* Required task *
Copy the data from its first line through the line containing "checkbox[interactable] xyxy=(70,300,90,321)", swapping every "option-label" for "choice-label" and leaving everything else unchanged.

___

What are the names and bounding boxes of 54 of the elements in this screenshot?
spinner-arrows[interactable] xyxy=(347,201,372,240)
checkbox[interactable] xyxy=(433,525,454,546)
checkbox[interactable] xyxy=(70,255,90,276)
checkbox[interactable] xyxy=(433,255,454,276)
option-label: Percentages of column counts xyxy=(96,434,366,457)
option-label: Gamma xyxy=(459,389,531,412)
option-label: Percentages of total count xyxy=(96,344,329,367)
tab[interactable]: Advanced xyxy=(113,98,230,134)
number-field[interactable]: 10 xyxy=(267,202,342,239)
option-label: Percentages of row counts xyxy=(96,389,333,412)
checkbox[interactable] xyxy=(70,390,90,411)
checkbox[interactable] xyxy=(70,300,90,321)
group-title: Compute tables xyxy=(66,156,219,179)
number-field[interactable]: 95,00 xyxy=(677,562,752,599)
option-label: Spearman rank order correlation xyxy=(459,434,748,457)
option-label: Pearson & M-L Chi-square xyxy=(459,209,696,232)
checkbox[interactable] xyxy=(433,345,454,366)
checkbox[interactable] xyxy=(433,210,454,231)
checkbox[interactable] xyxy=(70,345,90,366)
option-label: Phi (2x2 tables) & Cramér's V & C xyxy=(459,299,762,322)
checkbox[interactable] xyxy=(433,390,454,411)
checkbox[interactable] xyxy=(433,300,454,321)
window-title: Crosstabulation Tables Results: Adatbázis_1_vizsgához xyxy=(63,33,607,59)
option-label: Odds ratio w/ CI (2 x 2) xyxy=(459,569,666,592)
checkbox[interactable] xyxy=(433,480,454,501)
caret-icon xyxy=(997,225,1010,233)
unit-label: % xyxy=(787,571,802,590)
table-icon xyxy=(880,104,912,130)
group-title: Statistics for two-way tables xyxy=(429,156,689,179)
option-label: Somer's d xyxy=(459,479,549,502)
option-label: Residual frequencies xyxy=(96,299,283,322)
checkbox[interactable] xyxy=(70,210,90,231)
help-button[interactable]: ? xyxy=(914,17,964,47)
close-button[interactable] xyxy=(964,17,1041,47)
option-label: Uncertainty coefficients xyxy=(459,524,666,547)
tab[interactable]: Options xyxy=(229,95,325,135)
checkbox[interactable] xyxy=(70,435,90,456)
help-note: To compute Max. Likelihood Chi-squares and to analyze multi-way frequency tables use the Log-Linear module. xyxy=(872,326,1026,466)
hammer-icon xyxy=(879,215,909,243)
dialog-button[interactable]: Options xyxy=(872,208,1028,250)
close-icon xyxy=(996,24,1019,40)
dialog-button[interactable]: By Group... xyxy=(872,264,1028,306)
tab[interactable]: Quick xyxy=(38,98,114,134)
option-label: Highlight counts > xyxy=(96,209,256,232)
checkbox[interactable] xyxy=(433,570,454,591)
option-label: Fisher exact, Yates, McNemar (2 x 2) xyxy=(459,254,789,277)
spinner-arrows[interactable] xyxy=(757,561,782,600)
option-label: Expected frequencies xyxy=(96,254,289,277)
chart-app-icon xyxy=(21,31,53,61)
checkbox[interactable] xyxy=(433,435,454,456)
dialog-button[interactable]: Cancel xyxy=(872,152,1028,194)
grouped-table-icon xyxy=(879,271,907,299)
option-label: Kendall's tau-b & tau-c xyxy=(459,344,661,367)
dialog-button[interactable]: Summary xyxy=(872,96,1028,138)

___

* Right answer *
What are the names and bounding boxes of 54 of the elements in this screenshot?
spinner-arrows[interactable] xyxy=(347,201,372,240)
checkbox[interactable] xyxy=(433,525,454,546)
checkbox[interactable] xyxy=(70,255,90,276)
checkbox[interactable] xyxy=(433,255,454,276)
choice-label: Percentages of column counts xyxy=(96,434,366,457)
choice-label: Gamma xyxy=(459,389,531,412)
choice-label: Percentages of total count xyxy=(96,344,329,367)
tab[interactable]: Advanced xyxy=(113,98,230,134)
number-field[interactable]: 10 xyxy=(267,202,342,239)
choice-label: Percentages of row counts xyxy=(96,389,333,412)
checkbox[interactable] xyxy=(70,390,90,411)
checkbox[interactable] xyxy=(70,300,90,321)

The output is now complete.